** Source document **
In the field of thought, nothing save the chaff perishes. Lost truths spring up again; and, beneath their spreading branches, vitiated reasoning, unsound criticism, and erroneous conclusions, ultimately decay.

There are those also who deplore this discussion only because it raises questions hostile to the Scriptures, and alarms the weak. This anxiety, though laudable, is fruitless. These questions are already discussed on all hands, and in every variety of aspect. There are disadvantages, but they are generally inseparable from the progress of truth. It will be admitted on both sides, that while the extension of exact knowledge contracts the sphere of superstition, it enlarges at the same time the sphere of scepticism. Superstition may be displaced without Christianity becoming its substitute; there may be a high and an attractive civilization, based on science and its applications, which, in acknowledging the intellectual and moral supremacy of the Bible, and nothing more, may for a season destroy credulity, only to

1 1 Jeremiah, xxxiii. 28.

** Exercise description **
List every item the excerpt says will ultimately decay beneath the spreading branches of lost truths.

** Stored records **
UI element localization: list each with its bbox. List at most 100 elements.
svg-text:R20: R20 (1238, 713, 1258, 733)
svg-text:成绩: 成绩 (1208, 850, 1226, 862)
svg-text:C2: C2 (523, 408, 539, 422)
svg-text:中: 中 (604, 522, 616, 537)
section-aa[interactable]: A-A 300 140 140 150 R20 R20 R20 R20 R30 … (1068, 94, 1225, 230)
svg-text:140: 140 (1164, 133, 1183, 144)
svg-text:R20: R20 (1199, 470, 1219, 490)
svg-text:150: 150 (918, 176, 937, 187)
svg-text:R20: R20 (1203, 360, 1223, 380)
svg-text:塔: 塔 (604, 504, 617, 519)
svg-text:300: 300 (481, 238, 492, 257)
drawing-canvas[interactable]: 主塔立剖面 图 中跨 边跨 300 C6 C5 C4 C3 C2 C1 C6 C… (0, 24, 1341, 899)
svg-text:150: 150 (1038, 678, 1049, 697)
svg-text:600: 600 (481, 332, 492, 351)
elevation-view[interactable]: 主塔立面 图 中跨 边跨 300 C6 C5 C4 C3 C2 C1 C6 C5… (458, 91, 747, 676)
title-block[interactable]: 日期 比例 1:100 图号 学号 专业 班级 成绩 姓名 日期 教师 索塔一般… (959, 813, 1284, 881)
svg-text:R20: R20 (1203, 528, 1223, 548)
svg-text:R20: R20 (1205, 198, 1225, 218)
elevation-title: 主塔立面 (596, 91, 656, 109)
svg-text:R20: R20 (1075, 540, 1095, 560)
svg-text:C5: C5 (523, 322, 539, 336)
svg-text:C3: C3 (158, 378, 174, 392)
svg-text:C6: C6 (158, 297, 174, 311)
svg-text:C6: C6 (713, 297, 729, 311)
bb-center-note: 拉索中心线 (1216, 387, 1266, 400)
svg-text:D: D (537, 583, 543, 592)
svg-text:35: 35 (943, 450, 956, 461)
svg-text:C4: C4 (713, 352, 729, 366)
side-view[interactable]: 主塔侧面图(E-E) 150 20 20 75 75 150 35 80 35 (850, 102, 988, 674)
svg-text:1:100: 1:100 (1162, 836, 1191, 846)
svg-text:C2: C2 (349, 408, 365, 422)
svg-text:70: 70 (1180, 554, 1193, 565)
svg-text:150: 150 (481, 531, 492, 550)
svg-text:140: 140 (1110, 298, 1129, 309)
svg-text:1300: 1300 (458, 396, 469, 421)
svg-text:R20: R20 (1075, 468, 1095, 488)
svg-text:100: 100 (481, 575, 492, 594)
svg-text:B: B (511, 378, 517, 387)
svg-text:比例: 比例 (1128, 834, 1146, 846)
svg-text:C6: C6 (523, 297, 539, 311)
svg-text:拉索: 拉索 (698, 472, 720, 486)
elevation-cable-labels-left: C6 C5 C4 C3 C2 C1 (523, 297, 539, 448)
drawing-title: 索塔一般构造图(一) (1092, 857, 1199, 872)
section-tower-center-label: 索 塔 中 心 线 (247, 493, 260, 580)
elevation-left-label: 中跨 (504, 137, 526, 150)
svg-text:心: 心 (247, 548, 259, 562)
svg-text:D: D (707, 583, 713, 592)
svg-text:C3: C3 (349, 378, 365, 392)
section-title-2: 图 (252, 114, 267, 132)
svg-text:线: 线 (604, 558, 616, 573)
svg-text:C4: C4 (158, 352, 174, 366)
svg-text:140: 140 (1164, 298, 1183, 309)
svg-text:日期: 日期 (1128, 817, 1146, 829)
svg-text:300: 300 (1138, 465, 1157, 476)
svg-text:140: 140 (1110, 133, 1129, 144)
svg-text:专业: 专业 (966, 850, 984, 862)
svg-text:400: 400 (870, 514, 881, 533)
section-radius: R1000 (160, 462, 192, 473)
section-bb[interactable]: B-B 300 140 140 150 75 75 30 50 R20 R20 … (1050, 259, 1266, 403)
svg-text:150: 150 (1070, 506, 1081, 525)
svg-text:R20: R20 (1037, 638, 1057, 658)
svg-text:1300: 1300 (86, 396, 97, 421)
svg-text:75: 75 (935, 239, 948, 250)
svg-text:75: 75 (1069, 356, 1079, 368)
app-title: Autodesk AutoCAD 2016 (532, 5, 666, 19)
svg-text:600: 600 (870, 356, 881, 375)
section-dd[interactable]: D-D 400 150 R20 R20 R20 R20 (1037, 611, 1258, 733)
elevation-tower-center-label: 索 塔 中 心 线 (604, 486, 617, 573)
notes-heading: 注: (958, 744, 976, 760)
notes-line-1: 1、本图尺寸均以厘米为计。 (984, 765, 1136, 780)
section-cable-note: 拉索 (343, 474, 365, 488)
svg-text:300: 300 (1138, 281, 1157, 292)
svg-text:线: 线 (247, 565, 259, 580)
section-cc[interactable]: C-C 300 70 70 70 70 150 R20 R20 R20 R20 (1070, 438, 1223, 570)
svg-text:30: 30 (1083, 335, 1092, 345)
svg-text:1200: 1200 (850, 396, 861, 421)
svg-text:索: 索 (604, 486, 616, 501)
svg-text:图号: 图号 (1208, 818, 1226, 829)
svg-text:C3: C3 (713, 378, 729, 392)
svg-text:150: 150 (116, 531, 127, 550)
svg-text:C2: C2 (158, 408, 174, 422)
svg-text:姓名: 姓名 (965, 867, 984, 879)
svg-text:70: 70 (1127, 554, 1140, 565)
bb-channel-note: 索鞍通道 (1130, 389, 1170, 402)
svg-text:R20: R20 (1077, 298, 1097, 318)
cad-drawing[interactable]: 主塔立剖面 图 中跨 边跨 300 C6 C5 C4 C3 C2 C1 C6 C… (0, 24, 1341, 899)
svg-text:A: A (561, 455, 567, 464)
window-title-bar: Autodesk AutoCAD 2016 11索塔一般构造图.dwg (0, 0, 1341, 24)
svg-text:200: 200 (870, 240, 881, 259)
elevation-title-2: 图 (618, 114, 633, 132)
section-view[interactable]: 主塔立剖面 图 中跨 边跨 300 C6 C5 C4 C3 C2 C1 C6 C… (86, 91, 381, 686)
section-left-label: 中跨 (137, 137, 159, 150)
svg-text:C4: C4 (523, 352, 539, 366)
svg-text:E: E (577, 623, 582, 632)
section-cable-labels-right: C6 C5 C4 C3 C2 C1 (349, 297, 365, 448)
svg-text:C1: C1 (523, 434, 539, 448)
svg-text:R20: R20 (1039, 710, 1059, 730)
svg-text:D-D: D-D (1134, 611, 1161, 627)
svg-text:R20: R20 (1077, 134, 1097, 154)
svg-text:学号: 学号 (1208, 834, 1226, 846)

** Solution below **
- vitiated reasoning
- unsound criticism
- erroneous conclusions